[Records from a data collection]
----------

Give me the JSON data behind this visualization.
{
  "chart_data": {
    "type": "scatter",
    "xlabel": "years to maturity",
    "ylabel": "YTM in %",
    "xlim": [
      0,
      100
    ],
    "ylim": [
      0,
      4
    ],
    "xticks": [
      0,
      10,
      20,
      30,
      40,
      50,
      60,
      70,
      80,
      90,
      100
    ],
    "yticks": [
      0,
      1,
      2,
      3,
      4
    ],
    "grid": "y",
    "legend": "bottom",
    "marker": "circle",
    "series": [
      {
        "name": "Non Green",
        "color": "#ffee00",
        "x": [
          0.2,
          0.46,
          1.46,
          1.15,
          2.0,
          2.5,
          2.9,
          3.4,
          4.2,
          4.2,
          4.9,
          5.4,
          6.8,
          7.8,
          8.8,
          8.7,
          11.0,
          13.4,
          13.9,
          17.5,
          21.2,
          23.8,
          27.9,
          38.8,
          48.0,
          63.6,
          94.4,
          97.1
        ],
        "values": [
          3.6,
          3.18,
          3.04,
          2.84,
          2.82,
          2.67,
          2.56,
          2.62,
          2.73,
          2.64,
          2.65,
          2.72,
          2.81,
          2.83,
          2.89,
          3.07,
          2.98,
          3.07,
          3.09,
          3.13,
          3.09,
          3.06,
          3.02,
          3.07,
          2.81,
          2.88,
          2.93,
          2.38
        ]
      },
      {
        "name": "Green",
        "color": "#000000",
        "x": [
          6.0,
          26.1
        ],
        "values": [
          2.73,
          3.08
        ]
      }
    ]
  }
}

----------

Your objective
Repeat every line of the records above exactly.

Result of the task
Give me the JSON data behind this visualization.
{
  "chart_data": {
    "type": "scatter",
    "xlabel": "years to maturity",
    "ylabel": "YTM in %",
    "xlim": [
      0,
      100
    ],
    "ylim": [
      0,
      4
    ],
    "xticks": [
      0,
      10,
      20,
      30,
      40,
      50,
      60,
      70,
      80,
      90,
      100
    ],
    "yticks": [
      0,
      1,
      2,
      3,
      4
    ],
    "grid": "y",
    "legend": "bottom",
    "marker": "circle",
    "series": [
      {
        "name": "Non Green",
        "color": "#ffee00",
        "x": [
          0.2,
          0.46,
          1.46,
          1.15,
          2.0,
          2.5,
          2.9,
          3.4,
          4.2,
          4.2,
          4.9,
          5.4,
          6.8,
          7.8,
          8.8,
          8.7,
          11.0,
          13.4,
          13.9,
          17.5,
          21.2,
          23.8,
          27.9,
          38.8,
          48.0,
          63.6,
          94.4,
          97.1
        ],
        "values": [
          3.6,
          3.18,
          3.04,
          2.84,
          2.82,
          2.67,
          2.56,
          2.62,
          2.73,
          2.64,
          2.65,
          2.72,
          2.81,
          2.83,
          2.89,
          3.07,
          2.98,
          3.07,
          3.09,
          3.13,
          3.09,
          3.06,
          3.02,
          3.07,
          2.81,
          2.88,
          2.93,
          2.38
        ]
      },
      {
        "name": "Green",
        "color": "#000000",
        "x": [
          6.0,
          26.1
        ],
        "values": [
          2.73,
          3.08
        ]
      }
    ]
  }
}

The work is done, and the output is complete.